TASK REQUIREMENTS: Write out every entry precisely as given, leaving the pictures out.

Data extracted from a collection:

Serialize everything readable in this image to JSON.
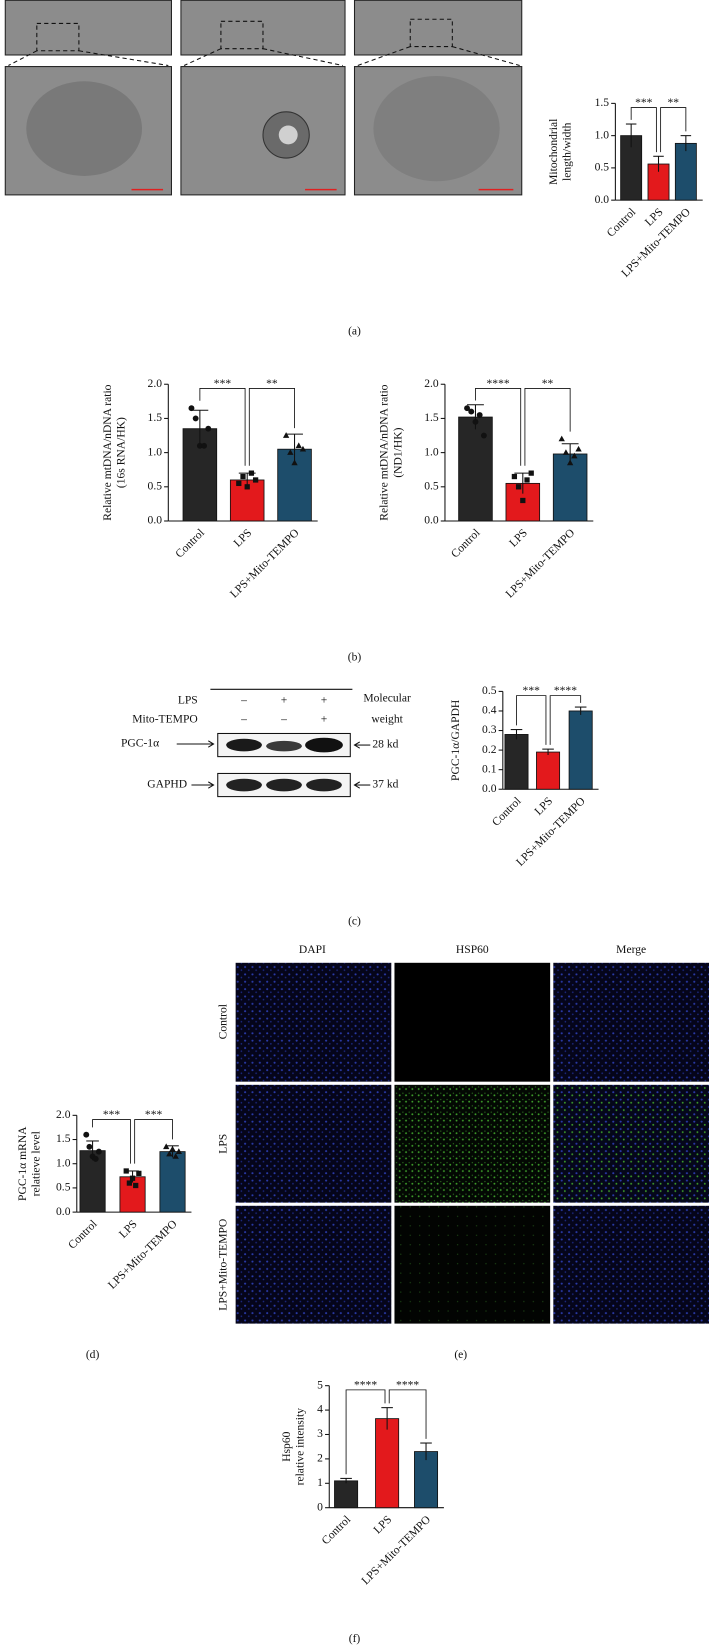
{
  "panel_labels": [
    "(a)",
    "(b)",
    "(c)",
    "(d)",
    "(e)",
    "(f)"
  ],
  "blot": {
    "row_labels": [
      "LPS",
      "Mito-TEMPO"
    ],
    "signs": [
      [
        "–",
        "+",
        "+"
      ],
      [
        "–",
        "–",
        "+"
      ]
    ],
    "molecular_weight": [
      "Molecular",
      "weight"
    ],
    "bands": [
      {
        "name": "PGC-1α",
        "weight": "28 kd"
      },
      {
        "name": "GAPHD",
        "weight": "37 kd"
      }
    ]
  },
  "immunofluorescence": {
    "columns": [
      "DAPI",
      "HSP60",
      "Merge"
    ],
    "rows": [
      "Control",
      "LPS",
      "LPS+Mito-TEMPO"
    ]
  },
  "chart_data": [
    {
      "type": "bar",
      "ylabel": [
        "Mitochondrial",
        "length/width"
      ],
      "categories": [
        "Control",
        "LPS",
        "LPS+Mito-TEMPO"
      ],
      "colors": [
        "#262626",
        "#e3191c",
        "#1d4d6b"
      ],
      "values": [
        1.0,
        0.56,
        0.88
      ],
      "errors": [
        0.18,
        0.12,
        0.12
      ],
      "ylim": [
        0,
        1.5
      ],
      "yticks": [
        {
          "value": 0,
          "label": "0.0"
        },
        0.5,
        {
          "value": 1,
          "label": "1.0"
        },
        1.5
      ],
      "significance": [
        "***",
        "**"
      ]
    },
    {
      "type": "bar",
      "ylabel": [
        "Relative mtDNA/nDNA ratio",
        "(16s RNA/HK)"
      ],
      "categories": [
        "Control",
        "LPS",
        "LPS+Mito-TEMPO"
      ],
      "colors": [
        "#262626",
        "#e3191c",
        "#1d4d6b"
      ],
      "values": [
        1.35,
        0.6,
        1.05
      ],
      "errors": [
        0.27,
        0.1,
        0.22
      ],
      "points": [
        [
          1.65,
          1.5,
          1.1,
          1.1,
          1.35
        ],
        [
          0.55,
          0.65,
          0.5,
          0.7,
          0.6
        ],
        [
          1.25,
          1.0,
          0.85,
          1.1,
          1.05
        ]
      ],
      "ylim": [
        0,
        2
      ],
      "yticks": [
        {
          "value": 0,
          "label": "0.0"
        },
        0.5,
        {
          "value": 1,
          "label": "1.0"
        },
        1.5,
        {
          "value": 2,
          "label": "2.0"
        }
      ],
      "significance": [
        "***",
        "**"
      ]
    },
    {
      "type": "bar",
      "ylabel": [
        "Relative mtDNA/nDNA ratio",
        "(ND1/HK)"
      ],
      "categories": [
        "Control",
        "LPS",
        "LPS+Mito-TEMPO"
      ],
      "colors": [
        "#262626",
        "#e3191c",
        "#1d4d6b"
      ],
      "values": [
        1.52,
        0.55,
        0.98
      ],
      "errors": [
        0.18,
        0.15,
        0.15
      ],
      "points": [
        [
          1.65,
          1.6,
          1.45,
          1.55,
          1.25
        ],
        [
          0.65,
          0.5,
          0.3,
          0.6,
          0.7
        ],
        [
          1.2,
          1.0,
          0.85,
          0.95,
          1.05
        ]
      ],
      "ylim": [
        0,
        2
      ],
      "yticks": [
        {
          "value": 0,
          "label": "0.0"
        },
        0.5,
        {
          "value": 1,
          "label": "1.0"
        },
        1.5,
        {
          "value": 2,
          "label": "2.0"
        }
      ],
      "significance": [
        "****",
        "**"
      ]
    },
    {
      "type": "bar",
      "ylabel": [
        "PGC-1α/GAPDH"
      ],
      "categories": [
        "Control",
        "LPS",
        "LPS+Mito-TEMPO"
      ],
      "colors": [
        "#262626",
        "#e3191c",
        "#1d4d6b"
      ],
      "values": [
        0.28,
        0.19,
        0.4
      ],
      "errors": [
        0.025,
        0.015,
        0.02
      ],
      "ylim": [
        0,
        0.5
      ],
      "yticks": [
        {
          "value": 0,
          "label": "0.0"
        },
        0.1,
        0.2,
        0.3,
        0.4,
        0.5
      ],
      "significance": [
        "***",
        "****"
      ]
    },
    {
      "type": "bar",
      "ylabel": [
        "PGC-1α mRNA",
        "relatieve level"
      ],
      "categories": [
        "Control",
        "LPS",
        "LPS+Mito-TEMPO"
      ],
      "colors": [
        "#262626",
        "#e3191c",
        "#1d4d6b"
      ],
      "values": [
        1.27,
        0.73,
        1.25
      ],
      "errors": [
        0.2,
        0.12,
        0.12
      ],
      "points": [
        [
          1.6,
          1.35,
          1.15,
          1.1,
          1.25
        ],
        [
          0.85,
          0.6,
          0.7,
          0.55,
          0.8
        ],
        [
          1.35,
          1.2,
          1.3,
          1.15,
          1.25
        ]
      ],
      "ylim": [
        0,
        2
      ],
      "yticks": [
        {
          "value": 0,
          "label": "0.0"
        },
        0.5,
        {
          "value": 1,
          "label": "1.0"
        },
        1.5,
        {
          "value": 2,
          "label": "2.0"
        }
      ],
      "significance": [
        "***",
        "***"
      ]
    },
    {
      "type": "bar",
      "ylabel": [
        "Hsp60",
        "relative intensity"
      ],
      "categories": [
        "Control",
        "LPS",
        "LPS+Mito-TEMPO"
      ],
      "colors": [
        "#262626",
        "#e3191c",
        "#1d4d6b"
      ],
      "values": [
        1.1,
        3.65,
        2.3
      ],
      "errors": [
        0.1,
        0.45,
        0.35
      ],
      "ylim": [
        0,
        5
      ],
      "yticks": [
        0,
        1,
        2,
        3,
        4,
        5
      ],
      "significance": [
        "****",
        "****"
      ]
    }
  ]
}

RESPONSE:
Serialize everything readable in this image to JSON.
{
  "panel_labels": [
    "(a)",
    "(b)",
    "(c)",
    "(d)",
    "(e)",
    "(f)"
  ],
  "blot": {
    "row_labels": [
      "LPS",
      "Mito-TEMPO"
    ],
    "signs": [
      [
        "–",
        "+",
        "+"
      ],
      [
        "–",
        "–",
        "+"
      ]
    ],
    "molecular_weight": [
      "Molecular",
      "weight"
    ],
    "bands": [
      {
        "name": "PGC-1α",
        "weight": "28 kd"
      },
      {
        "name": "GAPHD",
        "weight": "37 kd"
      }
    ]
  },
  "immunofluorescence": {
    "columns": [
      "DAPI",
      "HSP60",
      "Merge"
    ],
    "rows": [
      "Control",
      "LPS",
      "LPS+Mito-TEMPO"
    ]
  },
  "chart_data": [
    {
      "type": "bar",
      "ylabel": [
        "Mitochondrial",
        "length/width"
      ],
      "categories": [
        "Control",
        "LPS",
        "LPS+Mito-TEMPO"
      ],
      "colors": [
        "#262626",
        "#e3191c",
        "#1d4d6b"
      ],
      "values": [
        1.0,
        0.56,
        0.88
      ],
      "errors": [
        0.18,
        0.12,
        0.12
      ],
      "ylim": [
        0,
        1.5
      ],
      "yticks": [
        {
          "value": 0,
          "label": "0.0"
        },
        0.5,
        {
          "value": 1,
          "label": "1.0"
        },
        1.5
      ],
      "significance": [
        "***",
        "**"
      ]
    },
    {
      "type": "bar",
      "ylabel": [
        "Relative mtDNA/nDNA ratio",
        "(16s RNA/HK)"
      ],
      "categories": [
        "Control",
        "LPS",
        "LPS+Mito-TEMPO"
      ],
      "colors": [
        "#262626",
        "#e3191c",
        "#1d4d6b"
      ],
      "values": [
        1.35,
        0.6,
        1.05
      ],
      "errors": [
        0.27,
        0.1,
        0.22
      ],
      "points": [
        [
          1.65,
          1.5,
          1.1,
          1.1,
          1.35
        ],
        [
          0.55,
          0.65,
          0.5,
          0.7,
          0.6
        ],
        [
          1.25,
          1.0,
          0.85,
          1.1,
          1.05
        ]
      ],
      "ylim": [
        0,
        2
      ],
      "yticks": [
        {
          "value": 0,
          "label": "0.0"
        },
        0.5,
        {
          "value": 1,
          "label": "1.0"
        },
        1.5,
        {
          "value": 2,
          "label": "2.0"
        }
      ],
      "significance": [
        "***",
        "**"
      ]
    },
    {
      "type": "bar",
      "ylabel": [
        "Relative mtDNA/nDNA ratio",
        "(ND1/HK)"
      ],
      "categories": [
        "Control",
        "LPS",
        "LPS+Mito-TEMPO"
      ],
      "colors": [
        "#262626",
        "#e3191c",
        "#1d4d6b"
      ],
      "values": [
        1.52,
        0.55,
        0.98
      ],
      "errors": [
        0.18,
        0.15,
        0.15
      ],
      "points": [
        [
          1.65,
          1.6,
          1.45,
          1.55,
          1.25
        ],
        [
          0.65,
          0.5,
          0.3,
          0.6,
          0.7
        ],
        [
          1.2,
          1.0,
          0.85,
          0.95,
          1.05
        ]
      ],
      "ylim": [
        0,
        2
      ],
      "yticks": [
        {
          "value": 0,
          "label": "0.0"
        },
        0.5,
        {
          "value": 1,
          "label": "1.0"
        },
        1.5,
        {
          "value": 2,
          "label": "2.0"
        }
      ],
      "significance": [
        "****",
        "**"
      ]
    },
    {
      "type": "bar",
      "ylabel": [
        "PGC-1α/GAPDH"
      ],
      "categories": [
        "Control",
        "LPS",
        "LPS+Mito-TEMPO"
      ],
      "colors": [
        "#262626",
        "#e3191c",
        "#1d4d6b"
      ],
      "values": [
        0.28,
        0.19,
        0.4
      ],
      "errors": [
        0.025,
        0.015,
        0.02
      ],
      "ylim": [
        0,
        0.5
      ],
      "yticks": [
        {
          "value": 0,
          "label": "0.0"
        },
        0.1,
        0.2,
        0.3,
        0.4,
        0.5
      ],
      "significance": [
        "***",
        "****"
      ]
    },
    {
      "type": "bar",
      "ylabel": [
        "PGC-1α mRNA",
        "relatieve level"
      ],
      "categories": [
        "Control",
        "LPS",
        "LPS+Mito-TEMPO"
      ],
      "colors": [
        "#262626",
        "#e3191c",
        "#1d4d6b"
      ],
      "values": [
        1.27,
        0.73,
        1.25
      ],
      "errors": [
        0.2,
        0.12,
        0.12
      ],
      "points": [
        [
          1.6,
          1.35,
          1.15,
          1.1,
          1.25
        ],
        [
          0.85,
          0.6,
          0.7,
          0.55,
          0.8
        ],
        [
          1.35,
          1.2,
          1.3,
          1.15,
          1.25
        ]
      ],
      "ylim": [
        0,
        2
      ],
      "yticks": [
        {
          "value": 0,
          "label": "0.0"
        },
        0.5,
        {
          "value": 1,
          "label": "1.0"
        },
        1.5,
        {
          "value": 2,
          "label": "2.0"
        }
      ],
      "significance": [
        "***",
        "***"
      ]
    },
    {
      "type": "bar",
      "ylabel": [
        "Hsp60",
        "relative intensity"
      ],
      "categories": [
        "Control",
        "LPS",
        "LPS+Mito-TEMPO"
      ],
      "colors": [
        "#262626",
        "#e3191c",
        "#1d4d6b"
      ],
      "values": [
        1.1,
        3.65,
        2.3
      ],
      "errors": [
        0.1,
        0.45,
        0.35
      ],
      "ylim": [
        0,
        5
      ],
      "yticks": [
        0,
        1,
        2,
        3,
        4,
        5
      ],
      "significance": [
        "****",
        "****"
      ]
    }
  ]
}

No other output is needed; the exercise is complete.